• Instructions for the task
Hunt for the word "text" across the entries below, copying each line that holds it.

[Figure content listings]
#####

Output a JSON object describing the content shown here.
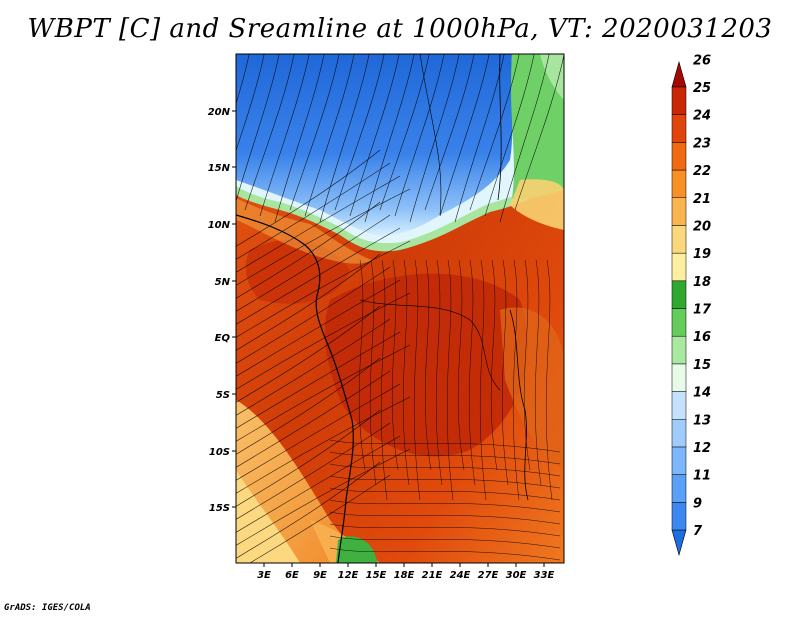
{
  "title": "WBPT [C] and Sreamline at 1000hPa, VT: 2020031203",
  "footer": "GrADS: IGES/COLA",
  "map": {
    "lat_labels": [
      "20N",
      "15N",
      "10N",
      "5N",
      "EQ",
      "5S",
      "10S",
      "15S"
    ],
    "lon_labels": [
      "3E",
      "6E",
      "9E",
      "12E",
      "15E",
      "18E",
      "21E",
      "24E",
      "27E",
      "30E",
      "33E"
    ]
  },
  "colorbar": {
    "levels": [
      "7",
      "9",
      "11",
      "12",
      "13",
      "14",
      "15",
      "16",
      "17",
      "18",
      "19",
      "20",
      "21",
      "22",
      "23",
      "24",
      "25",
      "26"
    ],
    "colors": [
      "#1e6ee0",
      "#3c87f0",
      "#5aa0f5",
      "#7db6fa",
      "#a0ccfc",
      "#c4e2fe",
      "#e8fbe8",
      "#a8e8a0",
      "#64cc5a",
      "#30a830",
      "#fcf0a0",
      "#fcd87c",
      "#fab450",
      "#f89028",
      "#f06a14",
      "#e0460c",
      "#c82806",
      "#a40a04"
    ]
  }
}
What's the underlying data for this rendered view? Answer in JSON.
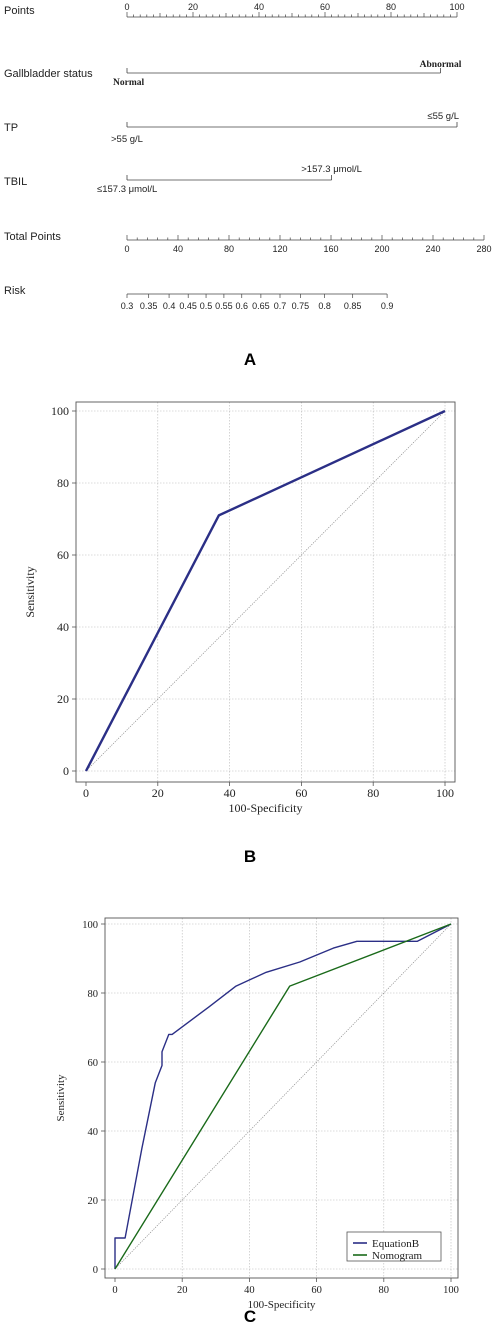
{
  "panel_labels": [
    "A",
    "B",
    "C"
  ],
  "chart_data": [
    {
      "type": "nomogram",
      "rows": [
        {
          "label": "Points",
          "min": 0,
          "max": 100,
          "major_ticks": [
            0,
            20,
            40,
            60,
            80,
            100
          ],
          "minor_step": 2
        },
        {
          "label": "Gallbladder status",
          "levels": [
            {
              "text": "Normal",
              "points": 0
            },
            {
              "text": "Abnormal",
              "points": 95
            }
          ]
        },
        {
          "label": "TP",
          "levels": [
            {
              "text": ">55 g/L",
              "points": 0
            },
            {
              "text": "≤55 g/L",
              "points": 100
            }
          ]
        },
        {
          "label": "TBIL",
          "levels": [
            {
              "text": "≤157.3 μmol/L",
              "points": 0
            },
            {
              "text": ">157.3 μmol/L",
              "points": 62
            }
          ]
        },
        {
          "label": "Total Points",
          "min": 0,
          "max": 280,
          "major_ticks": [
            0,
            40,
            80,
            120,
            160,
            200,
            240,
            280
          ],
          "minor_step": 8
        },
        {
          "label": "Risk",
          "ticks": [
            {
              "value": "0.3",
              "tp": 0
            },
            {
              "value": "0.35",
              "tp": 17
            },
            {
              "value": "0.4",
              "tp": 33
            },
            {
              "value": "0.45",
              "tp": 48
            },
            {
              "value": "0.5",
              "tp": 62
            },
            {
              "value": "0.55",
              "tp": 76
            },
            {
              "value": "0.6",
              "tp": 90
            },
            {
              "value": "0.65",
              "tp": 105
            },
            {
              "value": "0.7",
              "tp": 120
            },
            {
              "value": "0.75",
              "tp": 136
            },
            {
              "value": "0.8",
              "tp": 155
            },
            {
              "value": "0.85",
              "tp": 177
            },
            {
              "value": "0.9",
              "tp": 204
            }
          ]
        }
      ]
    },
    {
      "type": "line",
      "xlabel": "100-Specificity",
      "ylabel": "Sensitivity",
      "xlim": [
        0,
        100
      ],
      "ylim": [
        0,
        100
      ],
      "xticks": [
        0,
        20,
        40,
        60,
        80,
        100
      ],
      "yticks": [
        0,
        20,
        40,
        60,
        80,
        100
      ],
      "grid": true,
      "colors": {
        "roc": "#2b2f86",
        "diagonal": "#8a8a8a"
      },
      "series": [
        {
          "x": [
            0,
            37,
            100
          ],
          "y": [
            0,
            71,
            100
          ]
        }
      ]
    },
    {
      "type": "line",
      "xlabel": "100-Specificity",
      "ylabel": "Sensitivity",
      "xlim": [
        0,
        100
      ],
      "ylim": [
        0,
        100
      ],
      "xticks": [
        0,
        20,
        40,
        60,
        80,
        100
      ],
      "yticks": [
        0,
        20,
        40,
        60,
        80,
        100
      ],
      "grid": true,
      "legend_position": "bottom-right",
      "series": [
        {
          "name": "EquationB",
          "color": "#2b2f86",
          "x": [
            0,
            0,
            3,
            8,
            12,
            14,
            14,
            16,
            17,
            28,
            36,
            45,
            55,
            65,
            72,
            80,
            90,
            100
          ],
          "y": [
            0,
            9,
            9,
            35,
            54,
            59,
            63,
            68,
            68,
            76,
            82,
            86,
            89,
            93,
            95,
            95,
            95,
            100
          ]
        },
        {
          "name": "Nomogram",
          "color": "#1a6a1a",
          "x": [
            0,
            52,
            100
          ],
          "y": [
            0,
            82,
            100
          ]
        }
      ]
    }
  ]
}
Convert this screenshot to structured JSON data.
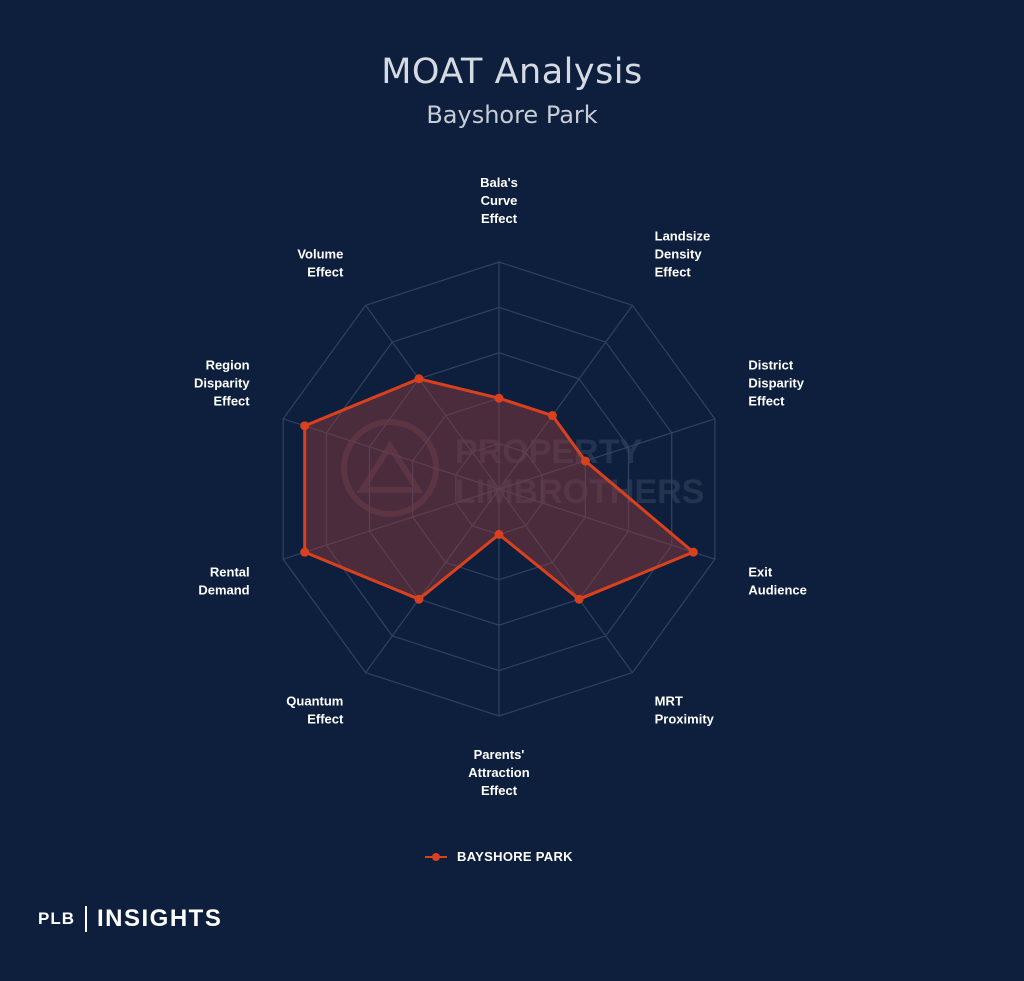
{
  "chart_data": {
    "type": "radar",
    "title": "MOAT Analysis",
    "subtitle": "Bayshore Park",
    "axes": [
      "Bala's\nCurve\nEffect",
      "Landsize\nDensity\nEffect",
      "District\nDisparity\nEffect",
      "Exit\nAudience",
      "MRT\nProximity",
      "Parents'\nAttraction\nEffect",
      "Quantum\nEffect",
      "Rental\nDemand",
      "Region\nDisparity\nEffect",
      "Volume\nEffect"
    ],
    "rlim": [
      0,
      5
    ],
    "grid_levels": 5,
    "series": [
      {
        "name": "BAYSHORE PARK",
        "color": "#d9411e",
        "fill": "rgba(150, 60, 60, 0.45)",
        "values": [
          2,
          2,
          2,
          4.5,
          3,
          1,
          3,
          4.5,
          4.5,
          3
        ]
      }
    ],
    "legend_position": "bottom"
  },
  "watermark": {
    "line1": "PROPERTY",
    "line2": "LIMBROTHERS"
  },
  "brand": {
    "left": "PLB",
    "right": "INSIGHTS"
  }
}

#####

• Solution to this task
              "text": "Normal",
              "text": "Abnormal",
              "text": ">55 g/L",
              "text": "≤55 g/L",
              "text": "≤157.3 μmol/L",
              "text": ">157.3 μmol/L",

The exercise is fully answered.